## start Source data

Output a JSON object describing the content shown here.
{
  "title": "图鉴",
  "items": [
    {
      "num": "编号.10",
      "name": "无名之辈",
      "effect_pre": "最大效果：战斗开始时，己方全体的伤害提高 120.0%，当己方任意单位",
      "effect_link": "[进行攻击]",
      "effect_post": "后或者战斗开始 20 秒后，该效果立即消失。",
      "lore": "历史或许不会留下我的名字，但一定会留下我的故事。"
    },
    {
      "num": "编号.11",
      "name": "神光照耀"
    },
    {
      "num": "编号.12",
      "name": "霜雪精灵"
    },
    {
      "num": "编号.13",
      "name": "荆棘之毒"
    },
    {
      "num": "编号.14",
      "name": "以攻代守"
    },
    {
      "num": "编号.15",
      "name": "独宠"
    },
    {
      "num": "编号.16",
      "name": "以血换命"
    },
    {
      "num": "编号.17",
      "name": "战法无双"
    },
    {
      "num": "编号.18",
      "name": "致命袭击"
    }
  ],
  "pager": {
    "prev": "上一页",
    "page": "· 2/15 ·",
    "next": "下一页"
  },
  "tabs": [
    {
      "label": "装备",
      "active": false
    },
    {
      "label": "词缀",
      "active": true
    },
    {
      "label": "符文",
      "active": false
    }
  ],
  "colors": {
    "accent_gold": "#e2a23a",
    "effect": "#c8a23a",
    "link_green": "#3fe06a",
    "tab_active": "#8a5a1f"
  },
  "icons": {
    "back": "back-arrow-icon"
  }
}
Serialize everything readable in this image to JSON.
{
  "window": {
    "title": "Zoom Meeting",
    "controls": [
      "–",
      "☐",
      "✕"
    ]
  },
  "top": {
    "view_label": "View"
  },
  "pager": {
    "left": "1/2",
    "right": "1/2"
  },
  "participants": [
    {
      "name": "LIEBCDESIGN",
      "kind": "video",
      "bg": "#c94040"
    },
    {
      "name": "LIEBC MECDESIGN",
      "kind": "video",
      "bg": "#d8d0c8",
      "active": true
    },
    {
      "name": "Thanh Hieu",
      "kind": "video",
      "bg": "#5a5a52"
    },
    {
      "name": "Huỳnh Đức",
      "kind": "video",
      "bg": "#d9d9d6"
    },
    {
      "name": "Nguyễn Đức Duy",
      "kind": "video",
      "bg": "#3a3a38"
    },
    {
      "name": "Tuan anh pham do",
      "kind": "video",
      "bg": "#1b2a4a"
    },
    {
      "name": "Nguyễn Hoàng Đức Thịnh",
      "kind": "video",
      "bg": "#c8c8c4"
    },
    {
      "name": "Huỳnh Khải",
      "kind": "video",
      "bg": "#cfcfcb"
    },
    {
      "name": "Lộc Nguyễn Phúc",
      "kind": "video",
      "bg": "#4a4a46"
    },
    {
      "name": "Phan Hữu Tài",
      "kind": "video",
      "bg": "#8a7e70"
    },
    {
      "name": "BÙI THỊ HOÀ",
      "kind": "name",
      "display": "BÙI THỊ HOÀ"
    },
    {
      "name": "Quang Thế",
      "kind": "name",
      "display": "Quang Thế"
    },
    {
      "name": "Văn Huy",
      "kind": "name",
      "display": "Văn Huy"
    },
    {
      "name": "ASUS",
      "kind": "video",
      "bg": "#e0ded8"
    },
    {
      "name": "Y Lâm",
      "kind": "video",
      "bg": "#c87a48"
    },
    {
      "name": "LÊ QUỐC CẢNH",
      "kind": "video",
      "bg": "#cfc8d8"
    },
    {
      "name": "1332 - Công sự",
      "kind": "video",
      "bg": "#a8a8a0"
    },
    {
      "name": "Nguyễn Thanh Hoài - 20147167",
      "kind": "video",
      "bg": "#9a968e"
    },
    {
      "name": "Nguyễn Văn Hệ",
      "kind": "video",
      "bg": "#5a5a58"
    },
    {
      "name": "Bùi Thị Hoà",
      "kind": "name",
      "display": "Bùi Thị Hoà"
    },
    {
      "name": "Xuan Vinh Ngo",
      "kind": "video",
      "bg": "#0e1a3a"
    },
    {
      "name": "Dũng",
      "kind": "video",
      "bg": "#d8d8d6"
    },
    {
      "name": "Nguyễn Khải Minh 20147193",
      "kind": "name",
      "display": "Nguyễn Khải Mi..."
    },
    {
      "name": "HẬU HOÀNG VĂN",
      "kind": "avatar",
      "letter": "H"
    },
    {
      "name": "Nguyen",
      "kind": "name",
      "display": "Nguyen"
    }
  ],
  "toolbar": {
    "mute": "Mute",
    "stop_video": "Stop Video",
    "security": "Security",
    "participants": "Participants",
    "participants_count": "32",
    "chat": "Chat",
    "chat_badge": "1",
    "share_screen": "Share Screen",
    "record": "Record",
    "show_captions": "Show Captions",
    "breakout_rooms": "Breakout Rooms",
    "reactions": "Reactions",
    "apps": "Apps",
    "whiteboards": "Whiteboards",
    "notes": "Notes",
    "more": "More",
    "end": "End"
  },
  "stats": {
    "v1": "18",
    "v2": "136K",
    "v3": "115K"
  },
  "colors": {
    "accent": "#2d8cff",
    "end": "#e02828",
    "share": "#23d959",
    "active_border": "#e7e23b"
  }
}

## end Source data

Your task: Output the data above exactly, please, line for line.

Task output:
Output a JSON object describing the content shown here.
{
  "title": "图鉴",
  "items": [
    {
      "num": "编号.10",
      "name": "无名之辈",
      "effect_pre": "最大效果：战斗开始时，己方全体的伤害提高 120.0%，当己方任意单位",
      "effect_link": "[进行攻击]",
      "effect_post": "后或者战斗开始 20 秒后，该效果立即消失。",
      "lore": "历史或许不会留下我的名字，但一定会留下我的故事。"
    },
    {
      "num": "编号.11",
      "name": "神光照耀"
    },
    {
      "num": "编号.12",
      "name": "霜雪精灵"
    },
    {
      "num": "编号.13",
      "name": "荆棘之毒"
    },
    {
      "num": "编号.14",
      "name": "以攻代守"
    },
    {
      "num": "编号.15",
      "name": "独宠"
    },
    {
      "num": "编号.16",
      "name": "以血换命"
    },
    {
      "num": "编号.17",
      "name": "战法无双"
    },
    {
      "num": "编号.18",
      "name": "致命袭击"
    }
  ],
  "pager": {
    "prev": "上一页",
    "page": "· 2/15 ·",
    "next": "下一页"
  },
  "tabs": [
    {
      "label": "装备",
      "active": false
    },
    {
      "label": "词缀",
      "active": true
    },
    {
      "label": "符文",
      "active": false
    }
  ],
  "colors": {
    "accent_gold": "#e2a23a",
    "effect": "#c8a23a",
    "link_green": "#3fe06a",
    "tab_active": "#8a5a1f"
  },
  "icons": {
    "back": "back-arrow-icon"
  }
}
Serialize everything readable in this image to JSON.
{
  "window": {
    "title": "Zoom Meeting",
    "controls": [
      "–",
      "☐",
      "✕"
    ]
  },
  "top": {
    "view_label": "View"
  },
  "pager": {
    "left": "1/2",
    "right": "1/2"
  },
  "participants": [
    {
      "name": "LIEBCDESIGN",
      "kind": "video",
      "bg": "#c94040"
    },
    {
      "name": "LIEBC MECDESIGN",
      "kind": "video",
      "bg": "#d8d0c8",
      "active": true
    },
    {
      "name": "Thanh Hieu",
      "kind": "video",
      "bg": "#5a5a52"
    },
    {
      "name": "Huỳnh Đức",
      "kind": "video",
      "bg": "#d9d9d6"
    },
    {
      "name": "Nguyễn Đức Duy",
      "kind": "video",
      "bg": "#3a3a38"
    },
    {
      "name": "Tuan anh pham do",
      "kind": "video",
      "bg": "#1b2a4a"
    },
    {
      "name": "Nguyễn Hoàng Đức Thịnh",
      "kind": "video",
      "bg": "#c8c8c4"
    },
    {
      "name": "Huỳnh Khải",
      "kind": "video",
      "bg": "#cfcfcb"
    },
    {
      "name": "Lộc Nguyễn Phúc",
      "kind": "video",
      "bg": "#4a4a46"
    },
    {
      "name": "Phan Hữu Tài",
      "kind": "video",
      "bg": "#8a7e70"
    },
    {
      "name": "BÙI THỊ HOÀ",
      "kind": "name",
      "display": "BÙI THỊ HOÀ"
    },
    {
      "name": "Quang Thế",
      "kind": "name",
      "display": "Quang Thế"
    },
    {
      "name": "Văn Huy",
      "kind": "name",
      "display": "Văn Huy"
    },
    {
      "name": "ASUS",
      "kind": "video",
      "bg": "#e0ded8"
    },
    {
      "name": "Y Lâm",
      "kind": "video",
      "bg": "#c87a48"
    },
    {
      "name": "LÊ QUỐC CẢNH",
      "kind": "video",
      "bg": "#cfc8d8"
    },
    {
      "name": "1332 - Công sự",
      "kind": "video",
      "bg": "#a8a8a0"
    },
    {
      "name": "Nguyễn Thanh Hoài - 20147167",
      "kind": "video",
      "bg": "#9a968e"
    },
    {
      "name": "Nguyễn Văn Hệ",
      "kind": "video",
      "bg": "#5a5a58"
    },
    {
      "name": "Bùi Thị Hoà",
      "kind": "name",
      "display": "Bùi Thị Hoà"
    },
    {
      "name": "Xuan Vinh Ngo",
      "kind": "video",
      "bg": "#0e1a3a"
    },
    {
      "name": "Dũng",
      "kind": "video",
      "bg": "#d8d8d6"
    },
    {
      "name": "Nguyễn Khải Minh 20147193",
      "kind": "name",
      "display": "Nguyễn Khải Mi..."
    },
    {
      "name": "HẬU HOÀNG VĂN",
      "kind": "avatar",
      "letter": "H"
    },
    {
      "name": "Nguyen",
      "kind": "name",
      "display": "Nguyen"
    }
  ],
  "toolbar": {
    "mute": "Mute",
    "stop_video": "Stop Video",
    "security": "Security",
    "participants": "Participants",
    "participants_count": "32",
    "chat": "Chat",
    "chat_badge": "1",
    "share_screen": "Share Screen",
    "record": "Record",
    "show_captions": "Show Captions",
    "breakout_rooms": "Breakout Rooms",
    "reactions": "Reactions",
    "apps": "Apps",
    "whiteboards": "Whiteboards",
    "notes": "Notes",
    "more": "More",
    "end": "End"
  },
  "stats": {
    "v1": "18",
    "v2": "136K",
    "v3": "115K"
  },
  "colors": {
    "accent": "#2d8cff",
    "end": "#e02828",
    "share": "#23d959",
    "active_border": "#e7e23b"
  }
}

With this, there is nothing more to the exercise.